-- START Source data --

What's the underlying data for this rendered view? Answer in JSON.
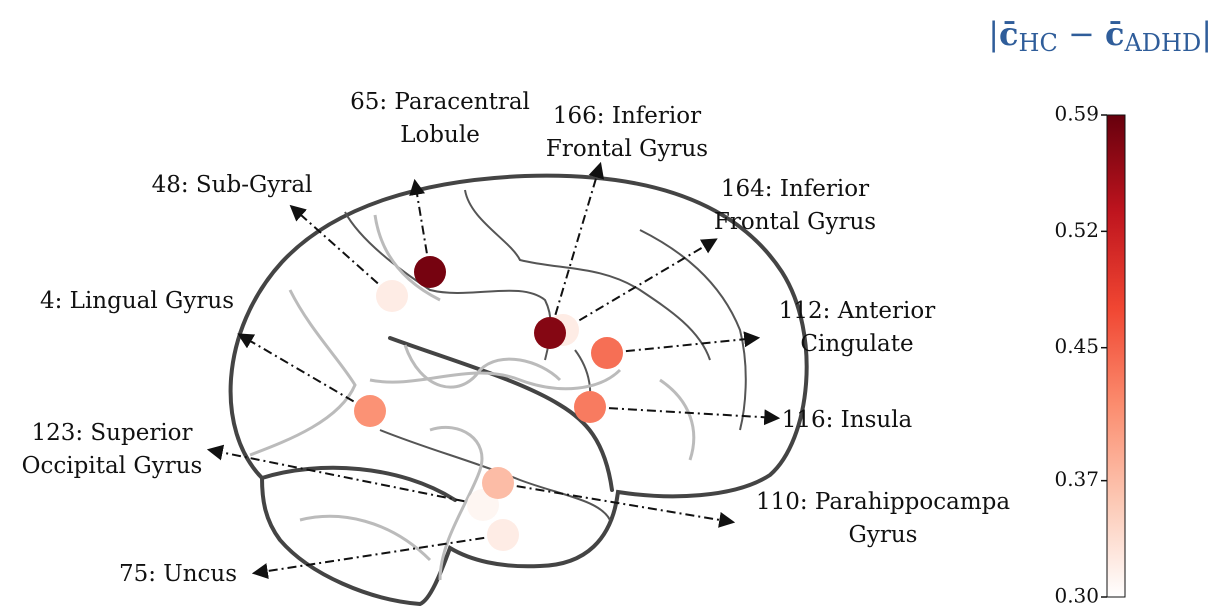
{
  "title": [
    "|",
    "c̄",
    "HC",
    " − ",
    "c̄",
    "ADHD",
    "|"
  ],
  "nodes": [
    {
      "label": [
        "65: Paracentral",
        "Lobule"
      ],
      "value": 0.58
    },
    {
      "label": [
        "166: Inferior",
        "Frontal Gyrus"
      ],
      "value": 0.57
    },
    {
      "label": [
        "164: Inferior",
        "Frontal Gyrus"
      ],
      "value": 0.32
    },
    {
      "label": [
        "48: Sub-Gyral"
      ],
      "value": 0.32
    },
    {
      "label": [
        "4: Lingual Gyrus"
      ],
      "value": 0.41
    },
    {
      "label": [
        "112: Anterior",
        "Cingulate"
      ],
      "value": 0.44
    },
    {
      "label": [
        "116: Insula"
      ],
      "value": 0.43
    },
    {
      "label": [
        "123: Superior",
        "Occipital Gyrus"
      ],
      "value": 0.31
    },
    {
      "label": [
        "110: Parahippocampa",
        "Gyrus"
      ],
      "value": 0.37
    },
    {
      "label": [
        "75: Uncus"
      ],
      "value": 0.32
    }
  ],
  "colorbar": {
    "range": [
      0.3,
      0.59
    ],
    "ticks": [
      0.59,
      0.52,
      0.45,
      0.37,
      {
        "value": 0.3,
        "label": "0.30"
      }
    ]
  }
}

-- END Source data --

#### The request
State how many lines of the listing include "value", and nothing more.

#### Written solution
11